+++ Extracted data
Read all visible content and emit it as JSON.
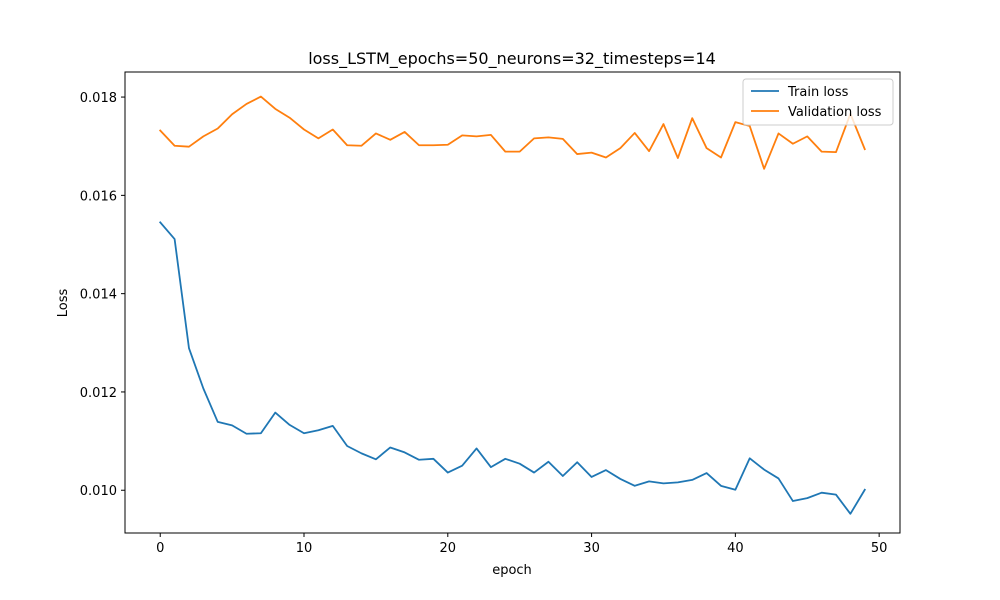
{
  "chart_data": {
    "type": "line",
    "title": "loss_LSTM_epochs=50_neurons=32_timesteps=14",
    "xlabel": "epoch",
    "ylabel": "Loss",
    "xlim": [
      -2.45,
      51.45
    ],
    "ylim": [
      0.00913,
      0.01851
    ],
    "xticks": [
      0,
      10,
      20,
      30,
      40,
      50
    ],
    "xtick_labels": [
      "0",
      "10",
      "20",
      "30",
      "40",
      "50"
    ],
    "yticks": [
      0.01,
      0.012,
      0.014,
      0.016,
      0.018
    ],
    "ytick_labels": [
      "0.010",
      "0.012",
      "0.014",
      "0.016",
      "0.018"
    ],
    "grid": false,
    "legend_position": "top-right",
    "x": [
      0,
      1,
      2,
      3,
      4,
      5,
      6,
      7,
      8,
      9,
      10,
      11,
      12,
      13,
      14,
      15,
      16,
      17,
      18,
      19,
      20,
      21,
      22,
      23,
      24,
      25,
      26,
      27,
      28,
      29,
      30,
      31,
      32,
      33,
      34,
      35,
      36,
      37,
      38,
      39,
      40,
      41,
      42,
      43,
      44,
      45,
      46,
      47,
      48,
      49
    ],
    "series": [
      {
        "name": "Train loss",
        "color": "#1f77b4",
        "values": [
          0.01545,
          0.01511,
          0.01289,
          0.01207,
          0.01139,
          0.01132,
          0.01115,
          0.01116,
          0.01158,
          0.01133,
          0.01116,
          0.01122,
          0.01131,
          0.0109,
          0.01075,
          0.01063,
          0.01087,
          0.01077,
          0.01062,
          0.01064,
          0.01036,
          0.0105,
          0.01085,
          0.01047,
          0.01064,
          0.01054,
          0.01036,
          0.01058,
          0.01029,
          0.01057,
          0.01027,
          0.01041,
          0.01023,
          0.01009,
          0.01018,
          0.01014,
          0.01016,
          0.01021,
          0.01035,
          0.01009,
          0.01001,
          0.01065,
          0.01042,
          0.01024,
          0.00978,
          0.00984,
          0.00995,
          0.00991,
          0.00952,
          0.01001
        ]
      },
      {
        "name": "Validation loss",
        "color": "#ff7f0e",
        "values": [
          0.01732,
          0.01701,
          0.01699,
          0.0172,
          0.01736,
          0.01765,
          0.01786,
          0.01801,
          0.01776,
          0.01758,
          0.01734,
          0.01716,
          0.01734,
          0.01702,
          0.01701,
          0.01726,
          0.01713,
          0.01729,
          0.01702,
          0.01702,
          0.01703,
          0.01722,
          0.0172,
          0.01723,
          0.01689,
          0.01689,
          0.01716,
          0.01718,
          0.01715,
          0.01684,
          0.01687,
          0.01677,
          0.01696,
          0.01727,
          0.0169,
          0.01745,
          0.01676,
          0.01757,
          0.01696,
          0.01677,
          0.01749,
          0.01741,
          0.01654,
          0.01726,
          0.01705,
          0.0172,
          0.01689,
          0.01688,
          0.01766,
          0.01694
        ]
      }
    ]
  }
}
++++++
Do this:
Copy each line containing the word "name" from the data.

Exercise answer:
        "name": "Train loss",
        "name": "Validation loss",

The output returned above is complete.